§ **How to complete this task**:
In the data below, find the lines containing "Tumor" and say how many there are, nothing more.

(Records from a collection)
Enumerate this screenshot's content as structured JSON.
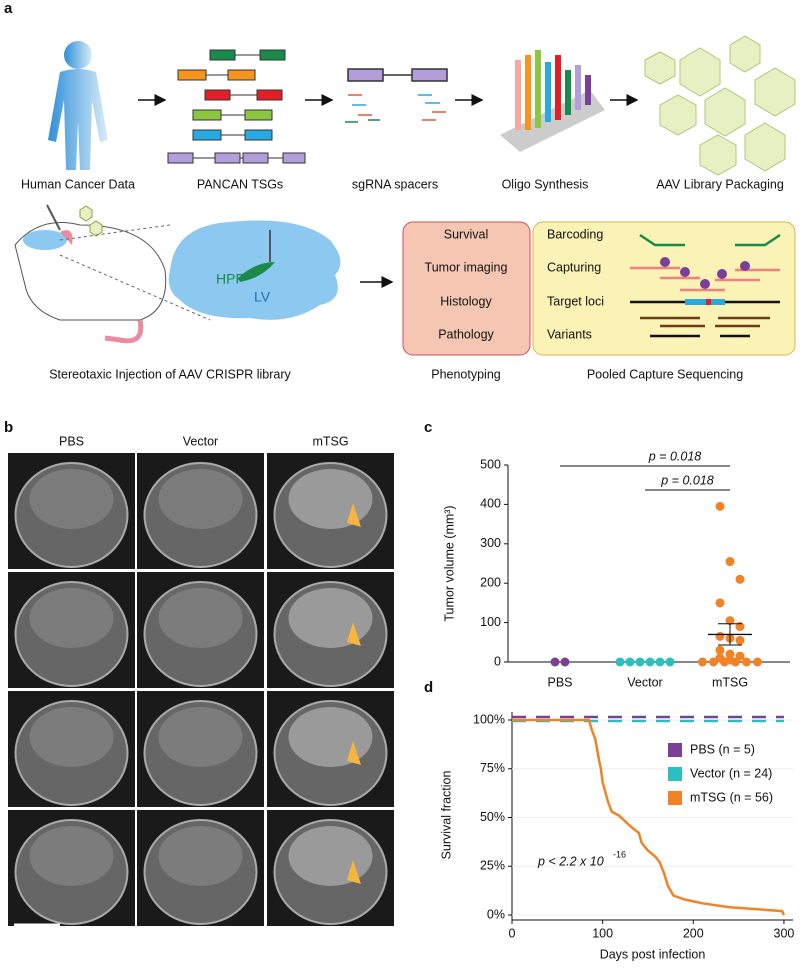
{
  "panel_labels": [
    "a",
    "b",
    "c",
    "d"
  ],
  "panel_a": {
    "steps": [
      "Human Cancer Data",
      "PANCAN TSGs",
      "sgRNA spacers",
      "Oligo Synthesis",
      "AAV Library Packaging"
    ],
    "brain_labels": [
      "HPF",
      "LV"
    ],
    "injection": "Stereotaxic Injection of AAV CRISPR library",
    "phenotyping": {
      "items": [
        "Survival",
        "Tumor imaging",
        "Histology",
        "Pathology"
      ],
      "title": "Phenotyping"
    },
    "sequencing": {
      "items": [
        "Barcoding",
        "Capturing",
        "Target loci",
        "Variants"
      ],
      "title": "Pooled Capture Sequencing"
    }
  },
  "panel_b": {
    "columns": [
      "PBS",
      "Vector",
      "mTSG"
    ]
  },
  "chart_data": [
    {
      "type": "strip",
      "ylabel": "Tumor volume (mm³)",
      "categories": [
        "PBS",
        "Vector",
        "mTSG"
      ],
      "series": [
        {
          "name": "PBS",
          "color": "#7b3f98",
          "values": [
            0,
            0
          ]
        },
        {
          "name": "Vector",
          "color": "#2bbfbf",
          "values": [
            0,
            0,
            0,
            0,
            0,
            0
          ]
        },
        {
          "name": "mTSG",
          "color": "#f28226",
          "values": [
            395,
            255,
            210,
            150,
            105,
            90,
            65,
            60,
            55,
            30,
            20,
            15,
            10,
            5,
            0,
            0,
            0,
            0,
            0,
            0
          ],
          "mean": 70,
          "error": 27
        }
      ],
      "annotations": [
        "p = 0.018",
        "p = 0.018"
      ],
      "ylim": [
        0,
        500
      ],
      "yticks": [
        0,
        100,
        200,
        300,
        400,
        500
      ]
    },
    {
      "type": "line",
      "xlabel": "Days post infection",
      "ylabel": "Survival fraction",
      "series": [
        {
          "name": "PBS  (n = 5)",
          "color": "#7b3f98",
          "dashed": true,
          "x": [
            0,
            300
          ],
          "values": [
            100,
            100
          ]
        },
        {
          "name": "Vector  (n = 24)",
          "color": "#2bbfbf",
          "dashed": true,
          "x": [
            0,
            300
          ],
          "values": [
            100,
            100
          ]
        },
        {
          "name": "mTSG  (n = 56)",
          "color": "#f28226",
          "dashed": false,
          "x": [
            0,
            85,
            88,
            92,
            95,
            98,
            100,
            103,
            106,
            110,
            118,
            125,
            132,
            140,
            143,
            150,
            158,
            163,
            168,
            172,
            178,
            190,
            210,
            240,
            298,
            300
          ],
          "values": [
            100,
            100,
            95,
            90,
            82,
            75,
            68,
            63,
            58,
            53,
            51,
            48,
            45,
            42,
            37,
            33,
            30,
            27,
            21,
            15,
            10,
            8,
            6,
            4,
            2,
            0
          ]
        }
      ],
      "annotation": {
        "text": "p < 2.2 x 10",
        "superscript": "-16"
      },
      "xlim": [
        0,
        310
      ],
      "xticks": [
        0,
        100,
        200,
        300
      ],
      "ylim": [
        0,
        105
      ],
      "yticks": [
        {
          "value": 0,
          "label": "0%"
        },
        {
          "value": 25,
          "label": "25%"
        },
        {
          "value": 50,
          "label": "50%"
        },
        {
          "value": 75,
          "label": "75%"
        },
        {
          "value": 100,
          "label": "100%"
        }
      ]
    }
  ]
}
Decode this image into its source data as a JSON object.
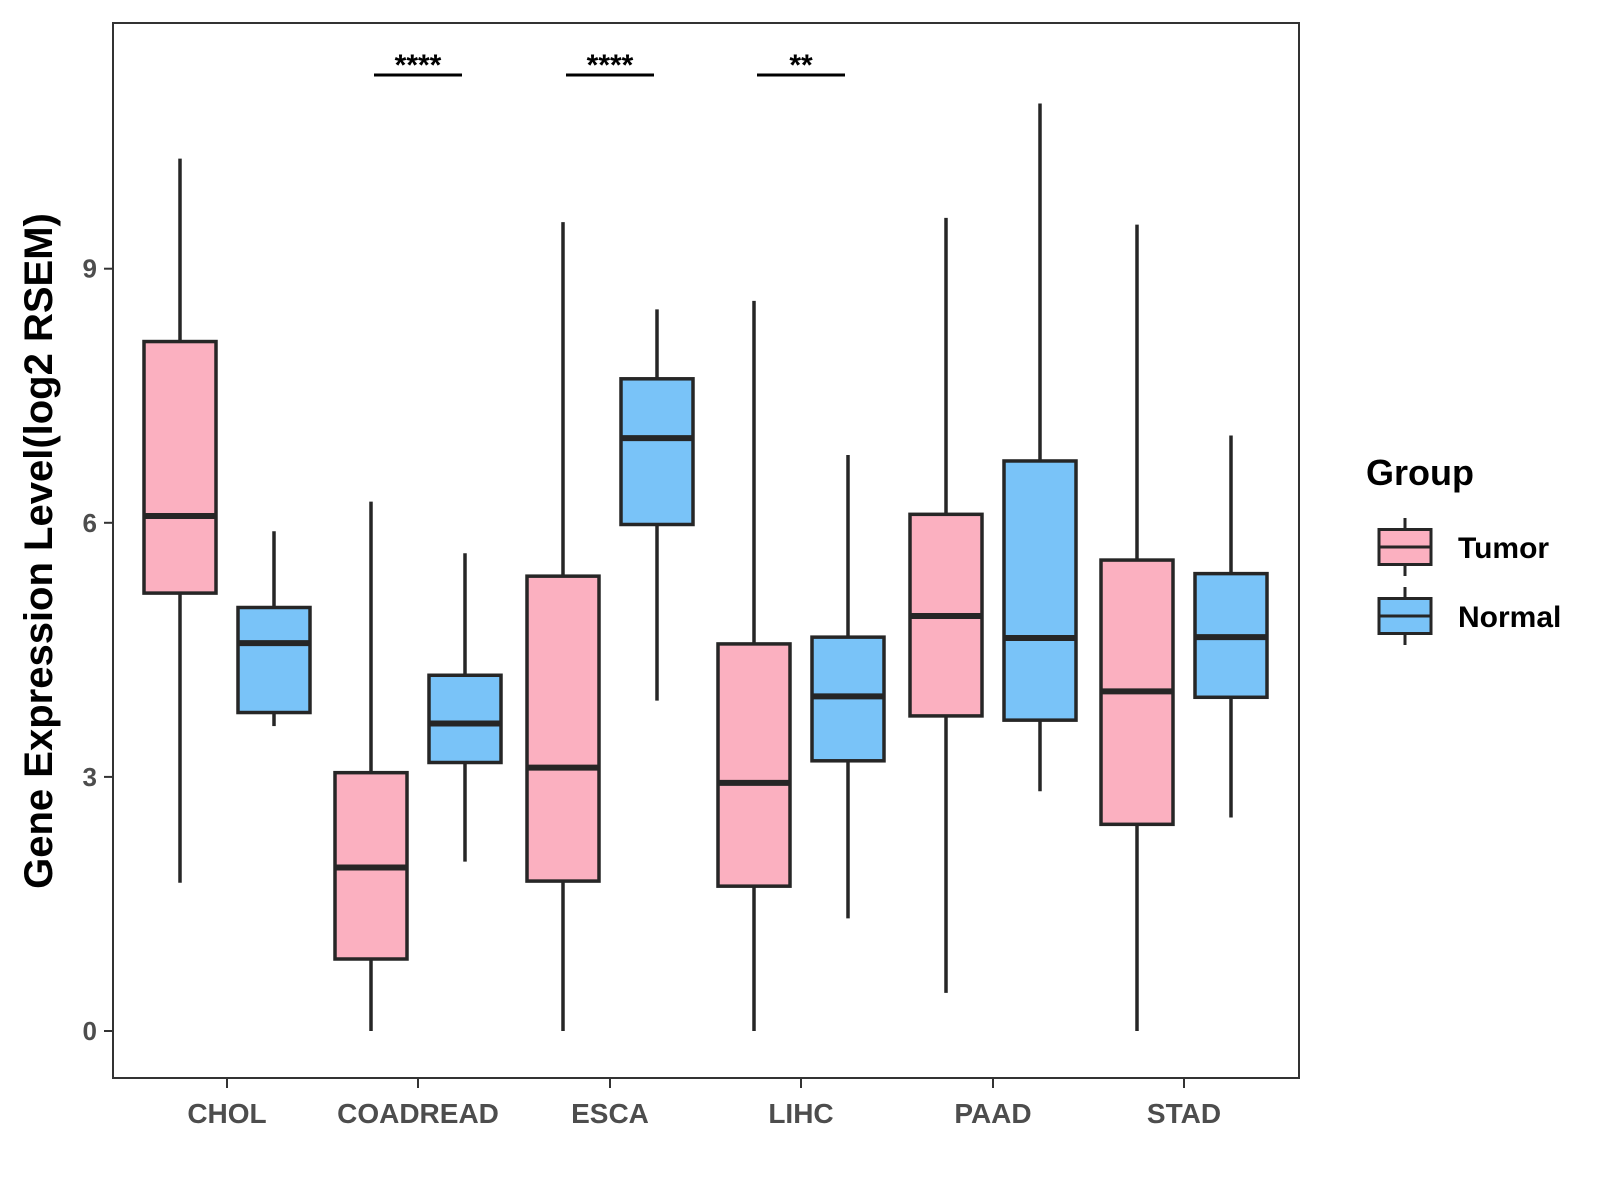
{
  "chart_data": {
    "type": "boxplot",
    "title": "",
    "xlabel": "",
    "ylabel": "Gene Expression Level(log2 RSEM)",
    "ylim": [
      -0.55,
      12.0
    ],
    "yticks": [
      0,
      3,
      6,
      9
    ],
    "ytick_labels": [
      "0",
      "3",
      "6",
      "9"
    ],
    "grid": false,
    "categories": [
      "CHOL",
      "COADREAD",
      "ESCA",
      "LIHC",
      "PAAD",
      "STAD"
    ],
    "legend": {
      "title": "Group",
      "position": "right",
      "entries": [
        {
          "name": "Tumor",
          "color": "#fbb0c0"
        },
        {
          "name": "Normal",
          "color": "#79c3f8"
        }
      ]
    },
    "series": [
      {
        "name": "Tumor",
        "color": "#fbb0c0",
        "boxes": [
          {
            "category": "CHOL",
            "min": 1.75,
            "q1": 5.17,
            "median": 6.08,
            "q3": 8.14,
            "max": 10.3
          },
          {
            "category": "COADREAD",
            "min": 0.0,
            "q1": 0.85,
            "median": 1.93,
            "q3": 3.05,
            "max": 6.25
          },
          {
            "category": "ESCA",
            "min": 0.0,
            "q1": 1.77,
            "median": 3.11,
            "q3": 5.37,
            "max": 9.55
          },
          {
            "category": "LIHC",
            "min": 0.0,
            "q1": 1.71,
            "median": 2.93,
            "q3": 4.57,
            "max": 8.62
          },
          {
            "category": "PAAD",
            "min": 0.45,
            "q1": 3.72,
            "median": 4.9,
            "q3": 6.1,
            "max": 9.6
          },
          {
            "category": "STAD",
            "min": 0.0,
            "q1": 2.44,
            "median": 4.01,
            "q3": 5.56,
            "max": 9.52
          }
        ]
      },
      {
        "name": "Normal",
        "color": "#79c3f8",
        "boxes": [
          {
            "category": "CHOL",
            "min": 3.6,
            "q1": 3.76,
            "median": 4.58,
            "q3": 5.0,
            "max": 5.9
          },
          {
            "category": "COADREAD",
            "min": 2.0,
            "q1": 3.17,
            "median": 3.63,
            "q3": 4.2,
            "max": 5.64
          },
          {
            "category": "ESCA",
            "min": 3.9,
            "q1": 5.98,
            "median": 7.0,
            "q3": 7.7,
            "max": 8.52
          },
          {
            "category": "LIHC",
            "min": 1.33,
            "q1": 3.19,
            "median": 3.95,
            "q3": 4.65,
            "max": 6.8
          },
          {
            "category": "PAAD",
            "min": 2.83,
            "q1": 3.67,
            "median": 4.64,
            "q3": 6.73,
            "max": 10.95
          },
          {
            "category": "STAD",
            "min": 2.52,
            "q1": 3.94,
            "median": 4.65,
            "q3": 5.4,
            "max": 7.03
          }
        ]
      }
    ],
    "annotations": [
      {
        "category": "COADREAD",
        "text": "****"
      },
      {
        "category": "ESCA",
        "text": "****"
      },
      {
        "category": "LIHC",
        "text": "**"
      }
    ]
  }
}
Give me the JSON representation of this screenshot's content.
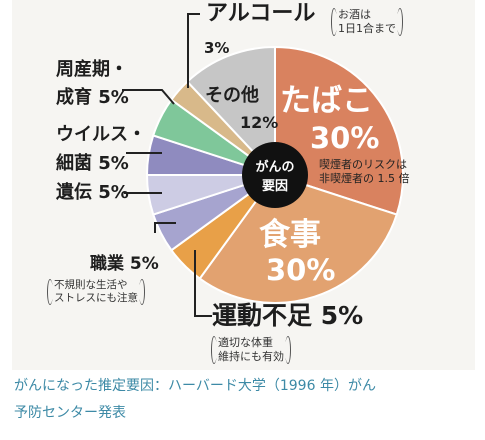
{
  "chart_data": {
    "type": "pie",
    "center_label": [
      "がんの",
      "要因"
    ],
    "slices": [
      {
        "name": "たばこ",
        "value": 30,
        "value_label": "30%",
        "color": "#d9825f",
        "note": [
          "喫煙者のリスクは",
          "非喫煙者の 1.5 倍"
        ]
      },
      {
        "name": "食事",
        "value": 30,
        "value_label": "30%",
        "color": "#e2a270",
        "note": []
      },
      {
        "name": "運動不足",
        "value": 5,
        "value_label": "5%",
        "color": "#e8a048",
        "note": [
          "適切な体重",
          "維持にも有効"
        ]
      },
      {
        "name": "職業",
        "value": 5,
        "value_label": "5%",
        "color": "#a6a4cf",
        "note": [
          "不規則な生活や",
          "ストレスにも注意"
        ]
      },
      {
        "name": "遺伝",
        "value": 5,
        "value_label": "5%",
        "color": "#cdcce4",
        "note": []
      },
      {
        "name": "ウイルス・細菌",
        "value": 5,
        "value_label": "5%",
        "color": "#8f8bbf",
        "note": []
      },
      {
        "name": "周産期・成育",
        "value": 5,
        "value_label": "5%",
        "color": "#7fc79a",
        "note": []
      },
      {
        "name": "アルコール",
        "value": 3,
        "value_label": "3%",
        "color": "#d8b98a",
        "note": [
          "お酒は",
          "1日1合まで"
        ]
      },
      {
        "name": "その他",
        "value": 12,
        "value_label": "12%",
        "color": "#c6c6c6",
        "note": []
      }
    ]
  },
  "labels": {
    "tabako_name": "たばこ",
    "tabako_pct": "30%",
    "tabako_note1": "喫煙者のリスクは",
    "tabako_note2": "非喫煙者の 1.5 倍",
    "shokuji_name": "食事",
    "shokuji_pct": "30%",
    "undo_text": "運動不足 5%",
    "undo_note1": "適切な体重",
    "undo_note2": "維持にも有効",
    "shokugyo_text": "職業 5%",
    "shokugyo_note1": "不規則な生活や",
    "shokugyo_note2": "ストレスにも注意",
    "iden_text": "遺伝 5%",
    "virus_line1": "ウイルス・",
    "virus_line2": "細菌 5%",
    "shusanki_line1": "周産期・",
    "shusanki_line2": "成育 5%",
    "alcohol_name": "アルコール",
    "alcohol_pct": "3%",
    "alcohol_note1": "お酒は",
    "alcohol_note2": "1日1合まで",
    "sonota_name": "その他",
    "sonota_pct": "12%",
    "center_line1": "がんの",
    "center_line2": "要因"
  },
  "caption": {
    "line1": "がんになった推定要因：ハーバード大学（1996 年）がん",
    "line2": "予防センター発表"
  }
}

§ **Problem solution**:
4